Copy each line below that contains "series".

::::::::::

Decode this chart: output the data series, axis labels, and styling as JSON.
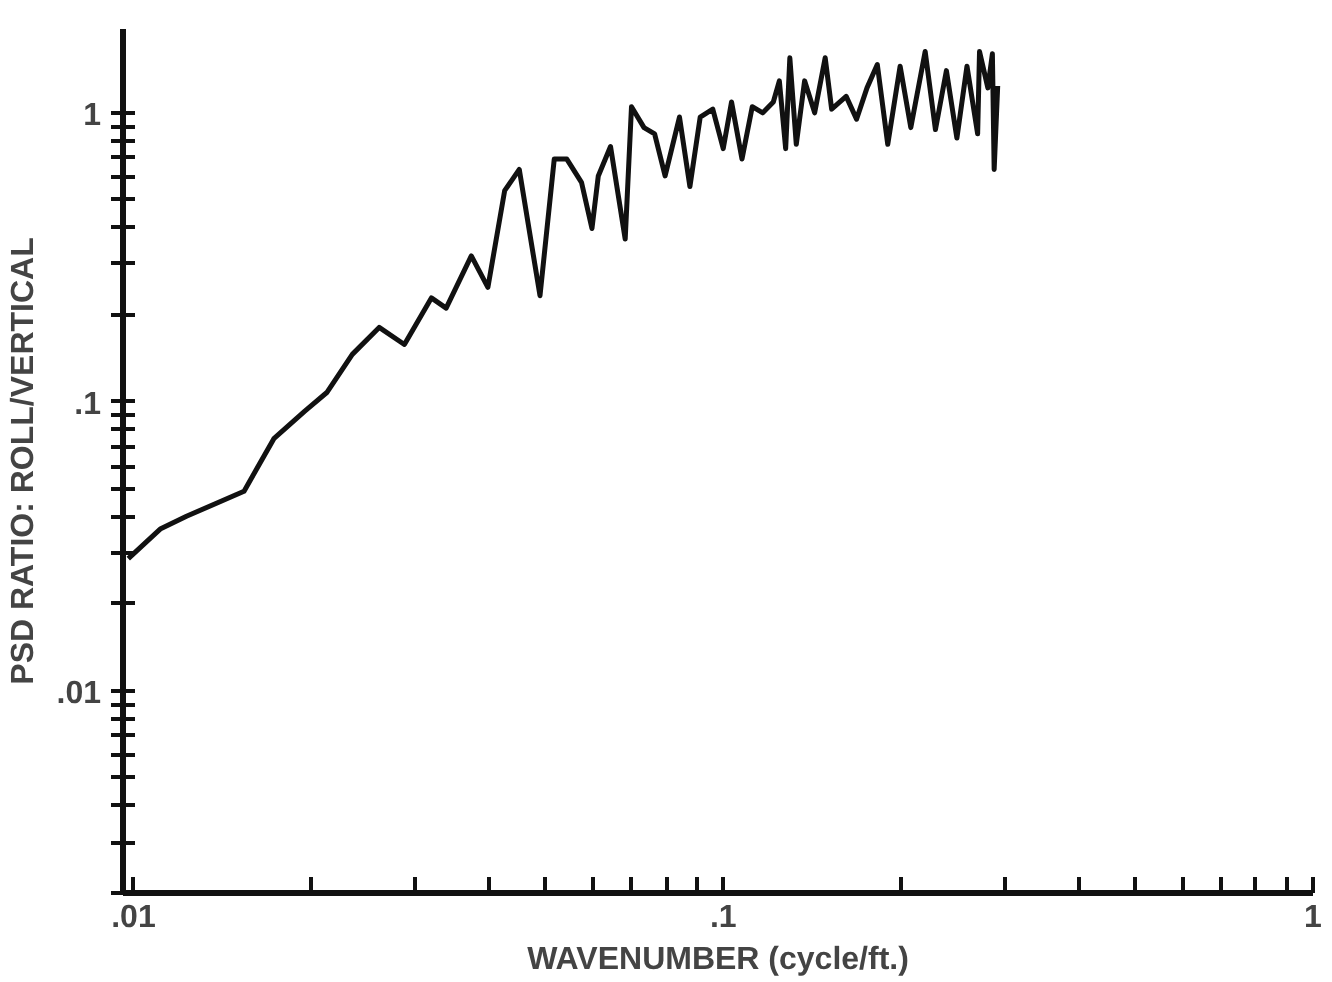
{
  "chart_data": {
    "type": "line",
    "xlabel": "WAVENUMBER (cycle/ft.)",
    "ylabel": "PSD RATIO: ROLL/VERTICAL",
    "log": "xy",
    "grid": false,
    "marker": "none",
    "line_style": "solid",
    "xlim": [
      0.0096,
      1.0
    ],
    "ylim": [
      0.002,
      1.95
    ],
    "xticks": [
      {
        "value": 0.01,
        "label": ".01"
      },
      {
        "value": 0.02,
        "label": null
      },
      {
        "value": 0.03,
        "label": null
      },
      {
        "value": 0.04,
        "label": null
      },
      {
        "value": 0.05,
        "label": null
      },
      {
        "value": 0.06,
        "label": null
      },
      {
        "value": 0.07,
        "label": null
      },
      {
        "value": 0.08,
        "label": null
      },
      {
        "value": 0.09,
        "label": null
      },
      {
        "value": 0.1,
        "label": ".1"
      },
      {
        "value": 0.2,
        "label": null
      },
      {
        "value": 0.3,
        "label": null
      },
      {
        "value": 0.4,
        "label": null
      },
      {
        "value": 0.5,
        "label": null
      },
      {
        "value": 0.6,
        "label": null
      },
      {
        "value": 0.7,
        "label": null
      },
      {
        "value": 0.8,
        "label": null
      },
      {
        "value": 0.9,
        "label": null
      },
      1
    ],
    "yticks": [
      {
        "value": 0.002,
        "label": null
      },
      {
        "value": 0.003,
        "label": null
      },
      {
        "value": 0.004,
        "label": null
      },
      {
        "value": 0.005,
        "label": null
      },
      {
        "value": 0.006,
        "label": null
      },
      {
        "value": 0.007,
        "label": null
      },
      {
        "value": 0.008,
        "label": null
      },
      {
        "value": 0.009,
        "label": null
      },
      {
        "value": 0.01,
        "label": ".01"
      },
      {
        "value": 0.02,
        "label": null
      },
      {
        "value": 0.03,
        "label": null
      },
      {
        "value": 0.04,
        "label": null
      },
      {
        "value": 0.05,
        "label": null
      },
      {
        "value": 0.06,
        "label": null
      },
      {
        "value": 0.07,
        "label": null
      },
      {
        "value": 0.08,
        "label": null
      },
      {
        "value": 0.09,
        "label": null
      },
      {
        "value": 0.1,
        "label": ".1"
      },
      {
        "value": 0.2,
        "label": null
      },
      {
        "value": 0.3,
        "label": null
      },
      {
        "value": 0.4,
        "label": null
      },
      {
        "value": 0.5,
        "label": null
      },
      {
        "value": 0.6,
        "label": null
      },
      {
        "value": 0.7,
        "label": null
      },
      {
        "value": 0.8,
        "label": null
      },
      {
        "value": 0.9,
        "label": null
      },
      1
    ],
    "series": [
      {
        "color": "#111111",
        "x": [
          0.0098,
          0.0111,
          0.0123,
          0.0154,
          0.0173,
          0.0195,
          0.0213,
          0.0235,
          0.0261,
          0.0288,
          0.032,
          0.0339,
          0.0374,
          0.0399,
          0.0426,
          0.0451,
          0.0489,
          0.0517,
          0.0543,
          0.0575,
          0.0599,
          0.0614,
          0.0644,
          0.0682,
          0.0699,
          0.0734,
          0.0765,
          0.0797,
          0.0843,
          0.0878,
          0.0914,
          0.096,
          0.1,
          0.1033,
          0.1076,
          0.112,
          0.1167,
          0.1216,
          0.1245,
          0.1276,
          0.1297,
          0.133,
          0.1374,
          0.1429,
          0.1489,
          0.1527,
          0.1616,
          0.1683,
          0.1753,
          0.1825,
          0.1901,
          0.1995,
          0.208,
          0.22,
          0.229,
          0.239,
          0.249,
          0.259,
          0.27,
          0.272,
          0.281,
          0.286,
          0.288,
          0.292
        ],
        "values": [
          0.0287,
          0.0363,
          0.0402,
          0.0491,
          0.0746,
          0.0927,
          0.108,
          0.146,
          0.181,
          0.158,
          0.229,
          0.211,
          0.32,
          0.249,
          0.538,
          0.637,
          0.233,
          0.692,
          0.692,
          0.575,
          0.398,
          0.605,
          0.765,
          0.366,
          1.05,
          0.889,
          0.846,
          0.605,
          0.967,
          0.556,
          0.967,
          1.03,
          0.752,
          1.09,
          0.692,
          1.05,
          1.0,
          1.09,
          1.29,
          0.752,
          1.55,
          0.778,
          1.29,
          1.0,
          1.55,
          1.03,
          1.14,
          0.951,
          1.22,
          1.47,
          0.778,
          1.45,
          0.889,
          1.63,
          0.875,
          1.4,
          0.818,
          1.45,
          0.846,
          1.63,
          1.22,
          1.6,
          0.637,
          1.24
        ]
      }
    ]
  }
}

::::::::::

** Solution to the exercise **
Decode this chart: output the data series, axis labels, and styling as JSON.
    "series": [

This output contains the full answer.